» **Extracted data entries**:
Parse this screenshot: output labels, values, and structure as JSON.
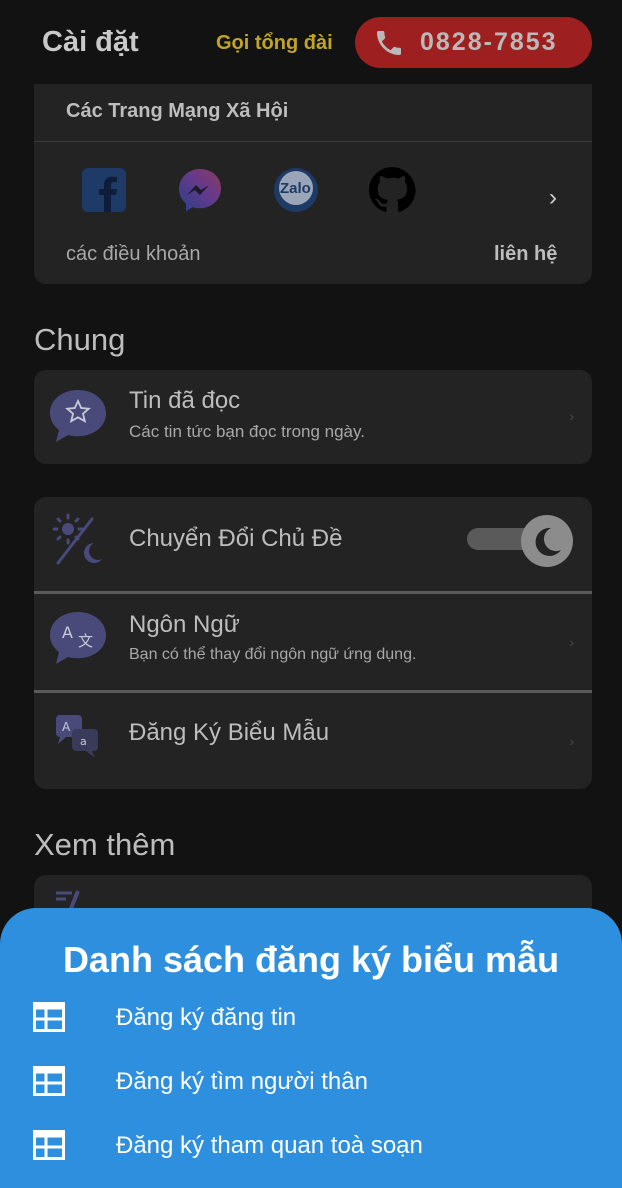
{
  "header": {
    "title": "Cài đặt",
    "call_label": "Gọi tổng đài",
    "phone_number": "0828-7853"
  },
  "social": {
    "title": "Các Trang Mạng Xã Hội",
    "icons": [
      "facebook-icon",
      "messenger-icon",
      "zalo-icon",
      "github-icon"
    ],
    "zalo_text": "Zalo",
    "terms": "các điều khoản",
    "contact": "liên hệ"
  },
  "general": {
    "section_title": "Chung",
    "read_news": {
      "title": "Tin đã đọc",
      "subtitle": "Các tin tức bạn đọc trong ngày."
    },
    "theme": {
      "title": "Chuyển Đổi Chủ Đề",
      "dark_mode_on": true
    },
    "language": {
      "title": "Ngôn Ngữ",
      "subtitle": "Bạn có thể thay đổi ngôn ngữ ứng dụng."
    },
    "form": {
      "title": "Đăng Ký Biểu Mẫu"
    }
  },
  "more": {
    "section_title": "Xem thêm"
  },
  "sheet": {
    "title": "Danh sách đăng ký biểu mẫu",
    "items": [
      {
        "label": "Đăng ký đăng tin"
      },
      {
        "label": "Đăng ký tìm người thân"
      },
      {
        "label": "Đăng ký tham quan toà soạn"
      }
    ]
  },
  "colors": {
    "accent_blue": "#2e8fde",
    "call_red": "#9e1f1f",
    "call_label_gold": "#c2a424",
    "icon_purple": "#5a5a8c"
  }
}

--

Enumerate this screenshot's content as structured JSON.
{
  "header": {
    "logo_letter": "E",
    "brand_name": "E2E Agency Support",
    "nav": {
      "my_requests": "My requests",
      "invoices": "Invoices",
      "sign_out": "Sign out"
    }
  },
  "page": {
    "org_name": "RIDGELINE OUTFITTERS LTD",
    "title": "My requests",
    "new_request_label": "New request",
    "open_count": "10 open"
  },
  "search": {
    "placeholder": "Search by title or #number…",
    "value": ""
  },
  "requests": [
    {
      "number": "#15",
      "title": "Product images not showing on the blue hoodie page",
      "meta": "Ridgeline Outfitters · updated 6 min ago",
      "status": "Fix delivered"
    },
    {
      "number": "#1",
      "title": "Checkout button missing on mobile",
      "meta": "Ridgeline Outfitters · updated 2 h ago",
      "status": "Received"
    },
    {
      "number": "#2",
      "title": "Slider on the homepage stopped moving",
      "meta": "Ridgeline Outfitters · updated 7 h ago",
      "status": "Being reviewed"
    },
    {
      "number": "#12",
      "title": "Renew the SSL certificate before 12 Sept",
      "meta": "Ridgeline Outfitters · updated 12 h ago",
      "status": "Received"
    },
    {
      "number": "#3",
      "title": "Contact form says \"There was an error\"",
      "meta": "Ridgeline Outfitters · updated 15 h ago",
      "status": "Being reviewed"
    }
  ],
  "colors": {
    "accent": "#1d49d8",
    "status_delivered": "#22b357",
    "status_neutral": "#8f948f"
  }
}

» **TASK DESCRIPTION**: List the lines of the records where "form" occurs.

» **ANSWER TO THE TASK**:
    "form": {
      "title": "Contact form says \"There was an error\"",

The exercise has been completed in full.